#### [DIRECTIONS]
Extract every line from the records below that contains the word "this".

Saved entries

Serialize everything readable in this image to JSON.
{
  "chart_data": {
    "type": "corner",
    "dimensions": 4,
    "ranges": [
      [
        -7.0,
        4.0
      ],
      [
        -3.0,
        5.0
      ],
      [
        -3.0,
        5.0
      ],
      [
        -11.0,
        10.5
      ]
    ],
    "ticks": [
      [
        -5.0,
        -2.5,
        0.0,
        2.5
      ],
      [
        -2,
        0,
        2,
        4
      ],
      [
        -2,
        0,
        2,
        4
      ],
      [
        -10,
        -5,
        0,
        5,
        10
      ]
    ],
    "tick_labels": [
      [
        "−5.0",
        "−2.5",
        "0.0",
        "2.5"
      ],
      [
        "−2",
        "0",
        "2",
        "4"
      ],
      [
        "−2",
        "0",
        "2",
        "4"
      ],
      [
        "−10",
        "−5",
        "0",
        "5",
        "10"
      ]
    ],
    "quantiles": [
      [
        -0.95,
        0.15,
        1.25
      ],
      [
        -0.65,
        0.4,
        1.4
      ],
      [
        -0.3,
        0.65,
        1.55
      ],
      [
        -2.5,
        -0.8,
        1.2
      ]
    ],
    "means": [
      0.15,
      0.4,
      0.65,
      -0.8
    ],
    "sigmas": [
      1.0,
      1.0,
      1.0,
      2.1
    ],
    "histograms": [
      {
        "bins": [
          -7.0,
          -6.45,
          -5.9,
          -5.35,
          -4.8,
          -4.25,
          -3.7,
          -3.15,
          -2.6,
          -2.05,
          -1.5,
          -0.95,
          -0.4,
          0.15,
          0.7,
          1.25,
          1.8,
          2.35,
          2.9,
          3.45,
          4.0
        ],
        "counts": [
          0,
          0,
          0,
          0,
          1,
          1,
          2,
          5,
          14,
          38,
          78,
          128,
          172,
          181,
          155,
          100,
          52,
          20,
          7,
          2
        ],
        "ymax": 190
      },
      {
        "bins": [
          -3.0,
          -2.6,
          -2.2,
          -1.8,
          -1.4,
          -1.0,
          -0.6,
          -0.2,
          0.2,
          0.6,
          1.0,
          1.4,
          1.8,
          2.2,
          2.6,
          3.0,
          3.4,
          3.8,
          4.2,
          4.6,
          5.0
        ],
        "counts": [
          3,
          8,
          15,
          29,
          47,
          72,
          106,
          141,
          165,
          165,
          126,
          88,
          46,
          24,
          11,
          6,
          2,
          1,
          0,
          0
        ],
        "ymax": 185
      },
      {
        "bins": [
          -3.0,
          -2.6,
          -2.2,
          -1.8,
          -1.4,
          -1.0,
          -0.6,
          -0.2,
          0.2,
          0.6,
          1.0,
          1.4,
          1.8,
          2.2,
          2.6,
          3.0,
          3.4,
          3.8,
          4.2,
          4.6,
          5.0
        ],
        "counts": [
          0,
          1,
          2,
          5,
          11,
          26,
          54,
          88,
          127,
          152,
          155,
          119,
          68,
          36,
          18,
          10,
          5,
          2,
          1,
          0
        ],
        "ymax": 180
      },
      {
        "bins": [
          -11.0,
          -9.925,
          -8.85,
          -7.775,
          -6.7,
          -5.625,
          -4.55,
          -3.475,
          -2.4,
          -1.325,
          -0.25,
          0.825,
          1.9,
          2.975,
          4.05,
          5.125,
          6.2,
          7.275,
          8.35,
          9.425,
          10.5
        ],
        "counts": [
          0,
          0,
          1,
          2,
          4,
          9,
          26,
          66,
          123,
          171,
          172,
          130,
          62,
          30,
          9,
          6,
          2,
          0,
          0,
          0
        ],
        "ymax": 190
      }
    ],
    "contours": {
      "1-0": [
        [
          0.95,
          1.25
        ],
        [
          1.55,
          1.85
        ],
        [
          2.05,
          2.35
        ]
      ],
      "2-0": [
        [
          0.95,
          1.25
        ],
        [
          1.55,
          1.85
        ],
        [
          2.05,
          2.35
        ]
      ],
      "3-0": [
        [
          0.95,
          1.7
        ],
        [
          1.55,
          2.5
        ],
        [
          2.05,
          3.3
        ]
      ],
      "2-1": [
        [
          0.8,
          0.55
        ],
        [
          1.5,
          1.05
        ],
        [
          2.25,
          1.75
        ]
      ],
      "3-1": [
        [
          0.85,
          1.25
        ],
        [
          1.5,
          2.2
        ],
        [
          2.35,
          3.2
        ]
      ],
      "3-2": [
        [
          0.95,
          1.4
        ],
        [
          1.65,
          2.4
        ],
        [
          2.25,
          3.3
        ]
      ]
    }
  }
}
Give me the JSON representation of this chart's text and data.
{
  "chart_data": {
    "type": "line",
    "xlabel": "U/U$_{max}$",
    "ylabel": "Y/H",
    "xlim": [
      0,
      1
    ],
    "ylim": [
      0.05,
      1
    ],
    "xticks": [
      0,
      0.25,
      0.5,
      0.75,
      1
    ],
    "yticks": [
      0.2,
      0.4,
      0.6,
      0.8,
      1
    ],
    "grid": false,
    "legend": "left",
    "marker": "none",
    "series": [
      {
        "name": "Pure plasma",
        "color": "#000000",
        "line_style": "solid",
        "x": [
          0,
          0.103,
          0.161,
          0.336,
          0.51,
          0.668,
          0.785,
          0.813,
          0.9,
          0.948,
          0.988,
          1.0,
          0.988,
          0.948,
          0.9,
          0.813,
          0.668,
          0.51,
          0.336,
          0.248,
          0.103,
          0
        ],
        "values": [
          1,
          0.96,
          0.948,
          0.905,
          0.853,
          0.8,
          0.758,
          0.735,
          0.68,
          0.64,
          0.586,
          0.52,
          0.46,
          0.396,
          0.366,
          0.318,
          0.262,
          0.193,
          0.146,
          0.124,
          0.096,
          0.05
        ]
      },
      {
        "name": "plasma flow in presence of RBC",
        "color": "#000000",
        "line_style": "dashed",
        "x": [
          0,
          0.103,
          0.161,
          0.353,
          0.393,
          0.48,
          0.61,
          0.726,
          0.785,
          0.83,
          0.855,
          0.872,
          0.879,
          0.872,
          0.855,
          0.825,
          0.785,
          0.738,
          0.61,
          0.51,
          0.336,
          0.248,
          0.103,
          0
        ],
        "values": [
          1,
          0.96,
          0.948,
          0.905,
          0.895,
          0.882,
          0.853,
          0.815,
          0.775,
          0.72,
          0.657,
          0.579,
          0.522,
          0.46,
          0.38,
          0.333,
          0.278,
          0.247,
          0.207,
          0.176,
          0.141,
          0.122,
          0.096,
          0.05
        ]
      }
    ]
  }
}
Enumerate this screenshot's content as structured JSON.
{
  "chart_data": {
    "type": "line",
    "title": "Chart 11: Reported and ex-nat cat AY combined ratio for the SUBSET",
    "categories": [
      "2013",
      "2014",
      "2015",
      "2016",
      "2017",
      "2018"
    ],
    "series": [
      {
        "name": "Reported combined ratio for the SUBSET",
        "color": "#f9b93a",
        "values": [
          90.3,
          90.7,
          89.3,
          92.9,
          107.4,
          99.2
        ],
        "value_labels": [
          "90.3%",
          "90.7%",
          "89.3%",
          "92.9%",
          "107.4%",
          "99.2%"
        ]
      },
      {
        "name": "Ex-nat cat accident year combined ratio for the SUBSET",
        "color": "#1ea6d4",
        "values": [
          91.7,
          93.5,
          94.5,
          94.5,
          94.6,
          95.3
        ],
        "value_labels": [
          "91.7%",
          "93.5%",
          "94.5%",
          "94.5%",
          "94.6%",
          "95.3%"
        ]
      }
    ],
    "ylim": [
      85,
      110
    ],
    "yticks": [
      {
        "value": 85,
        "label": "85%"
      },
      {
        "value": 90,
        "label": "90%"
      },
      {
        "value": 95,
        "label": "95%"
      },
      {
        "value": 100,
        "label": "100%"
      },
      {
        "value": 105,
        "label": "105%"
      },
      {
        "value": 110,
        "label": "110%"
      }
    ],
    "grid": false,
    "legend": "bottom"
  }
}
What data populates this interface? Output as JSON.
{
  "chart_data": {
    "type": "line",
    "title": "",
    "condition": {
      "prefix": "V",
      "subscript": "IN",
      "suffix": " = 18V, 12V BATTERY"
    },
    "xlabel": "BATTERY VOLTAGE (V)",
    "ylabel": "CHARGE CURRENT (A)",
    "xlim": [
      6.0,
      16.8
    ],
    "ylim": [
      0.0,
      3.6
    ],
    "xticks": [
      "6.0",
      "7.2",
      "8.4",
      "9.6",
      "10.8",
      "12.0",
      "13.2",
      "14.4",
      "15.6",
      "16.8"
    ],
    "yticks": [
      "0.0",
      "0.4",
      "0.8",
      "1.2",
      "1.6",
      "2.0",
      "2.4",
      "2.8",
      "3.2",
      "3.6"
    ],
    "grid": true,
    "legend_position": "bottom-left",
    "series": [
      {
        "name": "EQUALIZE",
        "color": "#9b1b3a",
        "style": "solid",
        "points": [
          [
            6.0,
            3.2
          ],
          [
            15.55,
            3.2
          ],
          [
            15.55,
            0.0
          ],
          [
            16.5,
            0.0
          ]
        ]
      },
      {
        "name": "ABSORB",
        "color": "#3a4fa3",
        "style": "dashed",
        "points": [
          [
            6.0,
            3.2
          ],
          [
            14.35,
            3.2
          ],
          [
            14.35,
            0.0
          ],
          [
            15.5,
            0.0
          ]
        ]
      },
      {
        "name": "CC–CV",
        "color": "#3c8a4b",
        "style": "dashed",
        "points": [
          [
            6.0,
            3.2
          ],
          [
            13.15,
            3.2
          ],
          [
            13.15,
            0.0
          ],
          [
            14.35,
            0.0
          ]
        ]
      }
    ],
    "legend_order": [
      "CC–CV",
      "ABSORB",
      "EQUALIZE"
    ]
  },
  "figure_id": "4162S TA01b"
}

#### [REPLY]
Serialize everything readable in this image to JSON.
Give me the JSON representation of this chart's text and data.
Enumerate this screenshot's content as structured JSON.
What data populates this interface? Output as JSON.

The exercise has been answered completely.